**WHAT IS REQUIRED:** Please restate the following records word for word.

Figure contents as structured data:
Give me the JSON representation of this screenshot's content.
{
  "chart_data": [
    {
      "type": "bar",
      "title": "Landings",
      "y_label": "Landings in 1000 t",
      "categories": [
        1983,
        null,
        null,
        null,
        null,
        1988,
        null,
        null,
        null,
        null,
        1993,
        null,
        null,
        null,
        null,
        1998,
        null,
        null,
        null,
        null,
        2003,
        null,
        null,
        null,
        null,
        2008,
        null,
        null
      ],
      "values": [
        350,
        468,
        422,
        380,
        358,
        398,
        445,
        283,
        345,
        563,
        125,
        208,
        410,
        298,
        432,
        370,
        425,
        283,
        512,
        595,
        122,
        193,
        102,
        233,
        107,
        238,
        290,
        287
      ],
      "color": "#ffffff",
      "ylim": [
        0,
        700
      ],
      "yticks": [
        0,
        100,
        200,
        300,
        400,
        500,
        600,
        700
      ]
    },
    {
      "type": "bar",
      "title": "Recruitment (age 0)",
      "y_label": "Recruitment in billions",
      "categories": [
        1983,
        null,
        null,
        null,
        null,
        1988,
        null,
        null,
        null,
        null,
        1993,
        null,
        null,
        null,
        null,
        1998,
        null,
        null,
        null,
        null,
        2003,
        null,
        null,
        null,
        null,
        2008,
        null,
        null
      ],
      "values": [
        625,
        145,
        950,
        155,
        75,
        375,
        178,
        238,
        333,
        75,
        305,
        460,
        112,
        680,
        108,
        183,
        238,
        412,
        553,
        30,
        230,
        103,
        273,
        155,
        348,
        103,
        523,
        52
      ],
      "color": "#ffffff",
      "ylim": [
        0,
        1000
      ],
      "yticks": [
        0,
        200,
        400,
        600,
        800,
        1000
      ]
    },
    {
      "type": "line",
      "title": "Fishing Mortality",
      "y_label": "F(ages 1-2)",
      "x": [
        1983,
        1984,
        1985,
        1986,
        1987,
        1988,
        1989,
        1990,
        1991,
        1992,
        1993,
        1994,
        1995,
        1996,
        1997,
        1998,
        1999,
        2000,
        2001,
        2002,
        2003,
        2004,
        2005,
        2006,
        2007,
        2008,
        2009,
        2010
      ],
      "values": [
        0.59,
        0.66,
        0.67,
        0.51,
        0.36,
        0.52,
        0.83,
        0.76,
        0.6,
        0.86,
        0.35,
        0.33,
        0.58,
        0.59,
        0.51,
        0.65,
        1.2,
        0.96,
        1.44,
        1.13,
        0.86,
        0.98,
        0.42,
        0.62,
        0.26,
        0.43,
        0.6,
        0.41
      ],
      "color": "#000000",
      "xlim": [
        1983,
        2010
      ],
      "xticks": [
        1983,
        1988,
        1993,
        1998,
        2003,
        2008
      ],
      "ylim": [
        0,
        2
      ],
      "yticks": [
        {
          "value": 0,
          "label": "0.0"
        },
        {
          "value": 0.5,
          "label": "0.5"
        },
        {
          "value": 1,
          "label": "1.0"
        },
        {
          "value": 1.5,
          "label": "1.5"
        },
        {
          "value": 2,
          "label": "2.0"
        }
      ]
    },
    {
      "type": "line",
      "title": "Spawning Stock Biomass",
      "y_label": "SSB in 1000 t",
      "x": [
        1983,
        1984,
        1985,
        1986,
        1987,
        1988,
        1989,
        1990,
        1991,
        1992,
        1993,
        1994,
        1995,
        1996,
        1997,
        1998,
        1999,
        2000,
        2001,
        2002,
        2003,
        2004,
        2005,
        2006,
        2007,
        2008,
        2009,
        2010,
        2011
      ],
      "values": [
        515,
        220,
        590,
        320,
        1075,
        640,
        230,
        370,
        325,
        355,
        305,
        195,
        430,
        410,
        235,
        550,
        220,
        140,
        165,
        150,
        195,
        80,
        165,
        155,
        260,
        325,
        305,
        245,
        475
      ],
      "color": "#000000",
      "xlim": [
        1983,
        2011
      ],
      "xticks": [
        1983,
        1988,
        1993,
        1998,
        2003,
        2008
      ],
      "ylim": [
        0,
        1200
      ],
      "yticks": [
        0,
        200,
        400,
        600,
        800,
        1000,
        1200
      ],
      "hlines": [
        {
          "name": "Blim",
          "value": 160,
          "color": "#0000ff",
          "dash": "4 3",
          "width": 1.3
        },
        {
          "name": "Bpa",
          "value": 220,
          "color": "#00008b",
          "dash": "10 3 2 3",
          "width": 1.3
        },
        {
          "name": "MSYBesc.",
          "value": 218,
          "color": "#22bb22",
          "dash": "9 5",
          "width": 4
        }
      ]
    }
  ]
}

**SOLUTION TO THIS TASK:**
Give me the JSON representation of this screenshot's content.
{
  "chart_data": [
    {
      "type": "bar",
      "title": "Landings",
      "y_label": "Landings in 1000 t",
      "categories": [
        1983,
        null,
        null,
        null,
        null,
        1988,
        null,
        null,
        null,
        null,
        1993,
        null,
        null,
        null,
        null,
        1998,
        null,
        null,
        null,
        null,
        2003,
        null,
        null,
        null,
        null,
        2008,
        null,
        null
      ],
      "values": [
        350,
        468,
        422,
        380,
        358,
        398,
        445,
        283,
        345,
        563,
        125,
        208,
        410,
        298,
        432,
        370,
        425,
        283,
        512,
        595,
        122,
        193,
        102,
        233,
        107,
        238,
        290,
        287
      ],
      "color": "#ffffff",
      "ylim": [
        0,
        700
      ],
      "yticks": [
        0,
        100,
        200,
        300,
        400,
        500,
        600,
        700
      ]
    },
    {
      "type": "bar",
      "title": "Recruitment (age 0)",
      "y_label": "Recruitment in billions",
      "categories": [
        1983,
        null,
        null,
        null,
        null,
        1988,
        null,
        null,
        null,
        null,
        1993,
        null,
        null,
        null,
        null,
        1998,
        null,
        null,
        null,
        null,
        2003,
        null,
        null,
        null,
        null,
        2008,
        null,
        null
      ],
      "values": [
        625,
        145,
        950,
        155,
        75,
        375,
        178,
        238,
        333,
        75,
        305,
        460,
        112,
        680,
        108,
        183,
        238,
        412,
        553,
        30,
        230,
        103,
        273,
        155,
        348,
        103,
        523,
        52
      ],
      "color": "#ffffff",
      "ylim": [
        0,
        1000
      ],
      "yticks": [
        0,
        200,
        400,
        600,
        800,
        1000
      ]
    },
    {
      "type": "line",
      "title": "Fishing Mortality",
      "y_label": "F(ages 1-2)",
      "x": [
        1983,
        1984,
        1985,
        1986,
        1987,
        1988,
        1989,
        1990,
        1991,
        1992,
        1993,
        1994,
        1995,
        1996,
        1997,
        1998,
        1999,
        2000,
        2001,
        2002,
        2003,
        2004,
        2005,
        2006,
        2007,
        2008,
        2009,
        2010
      ],
      "values": [
        0.59,
        0.66,
        0.67,
        0.51,
        0.36,
        0.52,
        0.83,
        0.76,
        0.6,
        0.86,
        0.35,
        0.33,
        0.58,
        0.59,
        0.51,
        0.65,
        1.2,
        0.96,
        1.44,
        1.13,
        0.86,
        0.98,
        0.42,
        0.62,
        0.26,
        0.43,
        0.6,
        0.41
      ],
      "color": "#000000",
      "xlim": [
        1983,
        2010
      ],
      "xticks": [
        1983,
        1988,
        1993,
        1998,
        2003,
        2008
      ],
      "ylim": [
        0,
        2
      ],
      "yticks": [
        {
          "value": 0,
          "label": "0.0"
        },
        {
          "value": 0.5,
          "label": "0.5"
        },
        {
          "value": 1,
          "label": "1.0"
        },
        {
          "value": 1.5,
          "label": "1.5"
        },
        {
          "value": 2,
          "label": "2.0"
        }
      ]
    },
    {
      "type": "line",
      "title": "Spawning Stock Biomass",
      "y_label": "SSB in 1000 t",
      "x": [
        1983,
        1984,
        1985,
        1986,
        1987,
        1988,
        1989,
        1990,
        1991,
        1992,
        1993,
        1994,
        1995,
        1996,
        1997,
        1998,
        1999,
        2000,
        2001,
        2002,
        2003,
        2004,
        2005,
        2006,
        2007,
        2008,
        2009,
        2010,
        2011
      ],
      "values": [
        515,
        220,
        590,
        320,
        1075,
        640,
        230,
        370,
        325,
        355,
        305,
        195,
        430,
        410,
        235,
        550,
        220,
        140,
        165,
        150,
        195,
        80,
        165,
        155,
        260,
        325,
        305,
        245,
        475
      ],
      "color": "#000000",
      "xlim": [
        1983,
        2011
      ],
      "xticks": [
        1983,
        1988,
        1993,
        1998,
        2003,
        2008
      ],
      "ylim": [
        0,
        1200
      ],
      "yticks": [
        0,
        200,
        400,
        600,
        800,
        1000,
        1200
      ],
      "hlines": [
        {
          "name": "Blim",
          "value": 160,
          "color": "#0000ff",
          "dash": "4 3",
          "width": 1.3
        },
        {
          "name": "Bpa",
          "value": 220,
          "color": "#00008b",
          "dash": "10 3 2 3",
          "width": 1.3
        },
        {
          "name": "MSYBesc.",
          "value": 218,
          "color": "#22bb22",
          "dash": "9 5",
          "width": 4
        }
      ]
    }
  ]
}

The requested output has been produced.